** start of Extracted entries **

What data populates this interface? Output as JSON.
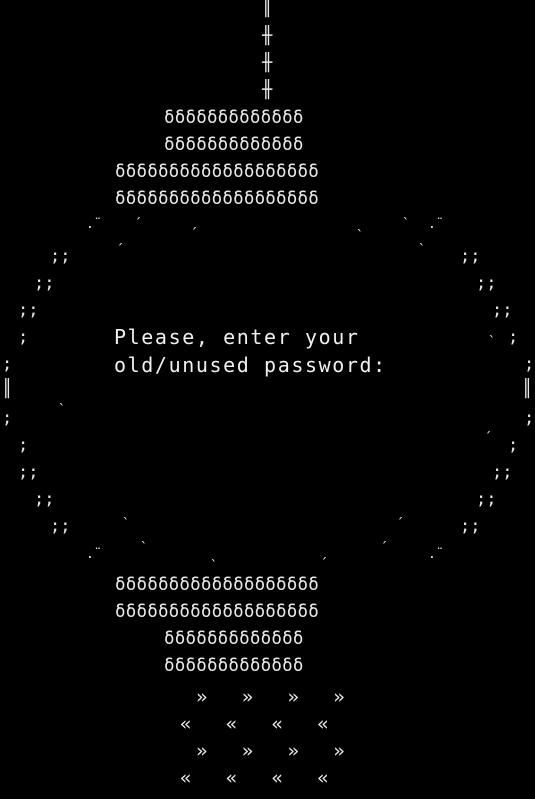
{
  "prompt": {
    "line1": "Please, enter your",
    "line2": "old/unused password:"
  },
  "password": {
    "value": ""
  },
  "art": {
    "chain_bar": "║",
    "chain_link": "╫",
    "bead": "δ",
    "bead_rows": {
      "short": "δδδδδδδδδδδδδ",
      "long": "δδδδδδδδδδδδδδδδδδδ"
    },
    "ring_semicolons": ";;",
    "ring_semicolon": ";",
    "ring_bar": "║",
    "ring_quote_open": "´",
    "ring_quote_close": "`",
    "ring_dots": ".¨",
    "tassel_right": "»   »   »   »",
    "tassel_left": "«   «   «   «"
  },
  "colors": {
    "background": "#000000",
    "foreground": "#e8e8e8"
  }
}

** end of Extracted entries **

What the exercise asks: Your task is to transcribe all of the records precisely, with no images included.

Full answer:
What data populates this interface? Output as JSON.
{
  "prompt": {
    "line1": "Please, enter your",
    "line2": "old/unused password:"
  },
  "password": {
    "value": ""
  },
  "art": {
    "chain_bar": "║",
    "chain_link": "╫",
    "bead": "δ",
    "bead_rows": {
      "short": "δδδδδδδδδδδδδ",
      "long": "δδδδδδδδδδδδδδδδδδδ"
    },
    "ring_semicolons": ";;",
    "ring_semicolon": ";",
    "ring_bar": "║",
    "ring_quote_open": "´",
    "ring_quote_close": "`",
    "ring_dots": ".¨",
    "tassel_right": "»   »   »   »",
    "tassel_left": "«   «   «   «"
  },
  "colors": {
    "background": "#000000",
    "foreground": "#e8e8e8"
  }
}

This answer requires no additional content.